=== Data provided ===

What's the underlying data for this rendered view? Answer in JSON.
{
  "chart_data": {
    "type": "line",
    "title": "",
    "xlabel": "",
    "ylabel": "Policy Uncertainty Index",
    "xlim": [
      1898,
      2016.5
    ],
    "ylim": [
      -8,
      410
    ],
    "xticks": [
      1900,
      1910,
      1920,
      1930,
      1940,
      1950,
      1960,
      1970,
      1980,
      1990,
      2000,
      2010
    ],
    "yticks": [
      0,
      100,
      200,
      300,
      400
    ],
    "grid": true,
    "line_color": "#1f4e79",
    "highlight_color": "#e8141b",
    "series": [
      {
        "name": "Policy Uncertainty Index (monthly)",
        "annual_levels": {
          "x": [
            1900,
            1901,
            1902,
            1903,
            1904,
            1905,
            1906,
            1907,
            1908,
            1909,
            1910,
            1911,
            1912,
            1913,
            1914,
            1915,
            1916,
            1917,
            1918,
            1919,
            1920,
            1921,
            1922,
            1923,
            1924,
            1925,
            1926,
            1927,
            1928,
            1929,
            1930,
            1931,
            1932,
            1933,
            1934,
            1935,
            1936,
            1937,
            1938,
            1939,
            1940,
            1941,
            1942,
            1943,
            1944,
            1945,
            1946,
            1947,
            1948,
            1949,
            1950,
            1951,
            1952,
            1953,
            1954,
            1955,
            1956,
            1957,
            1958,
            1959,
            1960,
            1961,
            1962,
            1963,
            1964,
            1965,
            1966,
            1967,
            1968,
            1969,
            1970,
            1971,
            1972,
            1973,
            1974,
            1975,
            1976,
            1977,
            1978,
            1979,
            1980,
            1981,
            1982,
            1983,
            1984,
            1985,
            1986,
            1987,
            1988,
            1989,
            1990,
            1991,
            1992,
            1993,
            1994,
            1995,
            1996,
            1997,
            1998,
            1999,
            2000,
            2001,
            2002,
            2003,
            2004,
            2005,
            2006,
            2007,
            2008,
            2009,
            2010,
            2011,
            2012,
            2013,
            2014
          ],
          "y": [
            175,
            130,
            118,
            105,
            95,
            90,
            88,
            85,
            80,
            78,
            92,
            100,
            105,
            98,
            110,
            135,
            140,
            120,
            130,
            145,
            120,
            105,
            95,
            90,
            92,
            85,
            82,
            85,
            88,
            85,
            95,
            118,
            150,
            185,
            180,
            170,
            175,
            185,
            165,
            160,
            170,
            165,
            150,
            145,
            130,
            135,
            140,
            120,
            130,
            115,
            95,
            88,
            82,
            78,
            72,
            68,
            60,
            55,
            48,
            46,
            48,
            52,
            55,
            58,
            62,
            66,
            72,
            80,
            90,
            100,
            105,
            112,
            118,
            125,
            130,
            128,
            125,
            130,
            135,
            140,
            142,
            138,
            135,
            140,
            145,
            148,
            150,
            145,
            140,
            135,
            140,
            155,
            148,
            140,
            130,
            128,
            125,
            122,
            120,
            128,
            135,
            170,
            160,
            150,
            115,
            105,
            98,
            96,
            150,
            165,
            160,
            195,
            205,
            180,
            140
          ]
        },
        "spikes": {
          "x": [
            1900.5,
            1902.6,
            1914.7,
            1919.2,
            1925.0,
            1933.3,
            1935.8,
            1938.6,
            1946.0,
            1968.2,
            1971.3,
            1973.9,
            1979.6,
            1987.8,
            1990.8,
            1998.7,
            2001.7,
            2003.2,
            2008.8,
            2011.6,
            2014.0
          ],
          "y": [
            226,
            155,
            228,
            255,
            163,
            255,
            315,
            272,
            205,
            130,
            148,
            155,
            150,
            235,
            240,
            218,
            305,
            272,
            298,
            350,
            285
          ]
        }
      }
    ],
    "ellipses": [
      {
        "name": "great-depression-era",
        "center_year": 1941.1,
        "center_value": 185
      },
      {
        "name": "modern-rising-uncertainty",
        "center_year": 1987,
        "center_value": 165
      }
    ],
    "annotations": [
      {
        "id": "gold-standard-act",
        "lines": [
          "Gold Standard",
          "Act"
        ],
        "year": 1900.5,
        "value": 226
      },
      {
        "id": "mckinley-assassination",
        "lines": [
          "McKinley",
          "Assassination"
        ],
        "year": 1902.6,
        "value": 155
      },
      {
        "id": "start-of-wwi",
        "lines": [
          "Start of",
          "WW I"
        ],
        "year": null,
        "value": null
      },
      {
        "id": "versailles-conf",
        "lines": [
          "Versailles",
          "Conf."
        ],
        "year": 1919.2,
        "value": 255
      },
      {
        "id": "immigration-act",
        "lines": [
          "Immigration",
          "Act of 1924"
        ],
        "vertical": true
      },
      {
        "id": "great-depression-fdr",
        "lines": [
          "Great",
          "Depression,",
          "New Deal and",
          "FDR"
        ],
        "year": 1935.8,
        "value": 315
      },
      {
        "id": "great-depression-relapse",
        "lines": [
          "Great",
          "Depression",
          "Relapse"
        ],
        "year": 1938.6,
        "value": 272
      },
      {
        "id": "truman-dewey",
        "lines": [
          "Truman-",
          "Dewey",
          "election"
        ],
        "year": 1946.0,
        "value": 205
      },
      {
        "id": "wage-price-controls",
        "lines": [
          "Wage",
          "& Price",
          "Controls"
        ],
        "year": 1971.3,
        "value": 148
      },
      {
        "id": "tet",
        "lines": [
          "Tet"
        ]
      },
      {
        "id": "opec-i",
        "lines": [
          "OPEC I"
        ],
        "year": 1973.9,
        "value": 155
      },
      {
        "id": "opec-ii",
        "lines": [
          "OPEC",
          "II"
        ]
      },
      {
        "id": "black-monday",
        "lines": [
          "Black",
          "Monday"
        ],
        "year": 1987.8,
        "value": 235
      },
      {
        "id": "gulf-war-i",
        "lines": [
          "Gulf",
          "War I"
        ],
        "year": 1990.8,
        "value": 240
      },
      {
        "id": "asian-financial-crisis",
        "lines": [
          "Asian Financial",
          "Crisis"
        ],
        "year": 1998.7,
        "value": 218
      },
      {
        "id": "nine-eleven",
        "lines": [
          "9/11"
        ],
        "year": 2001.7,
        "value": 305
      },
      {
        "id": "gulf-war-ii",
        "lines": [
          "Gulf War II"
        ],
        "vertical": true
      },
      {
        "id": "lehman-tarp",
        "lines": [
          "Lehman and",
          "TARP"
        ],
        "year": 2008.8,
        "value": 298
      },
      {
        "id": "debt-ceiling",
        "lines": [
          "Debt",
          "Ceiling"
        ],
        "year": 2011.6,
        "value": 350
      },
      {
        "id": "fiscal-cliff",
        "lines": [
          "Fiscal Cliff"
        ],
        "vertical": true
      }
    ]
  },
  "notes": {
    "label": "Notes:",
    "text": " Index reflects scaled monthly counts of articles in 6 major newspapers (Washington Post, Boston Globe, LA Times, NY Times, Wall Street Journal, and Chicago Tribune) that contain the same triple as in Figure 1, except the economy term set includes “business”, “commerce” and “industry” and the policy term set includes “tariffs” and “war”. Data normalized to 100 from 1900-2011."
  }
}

===

— Request —
Reproduce every line from the entries that holds the word "monthly".

— Reply to the task —
        "name": "Policy Uncertainty Index (monthly)",
    "text": " Index reflects scaled monthly counts of articles in 6 major newspapers (Washington Post, Boston Globe, LA Times, NY Times, Wall Street Journal, and Chicago Tribune) that contain the same triple as in Figure 1, except the economy term set includes “business”, “commerce” and “industry” and the policy term set includes “tariffs” and “war”. Data normalized to 100 from 1900-2011."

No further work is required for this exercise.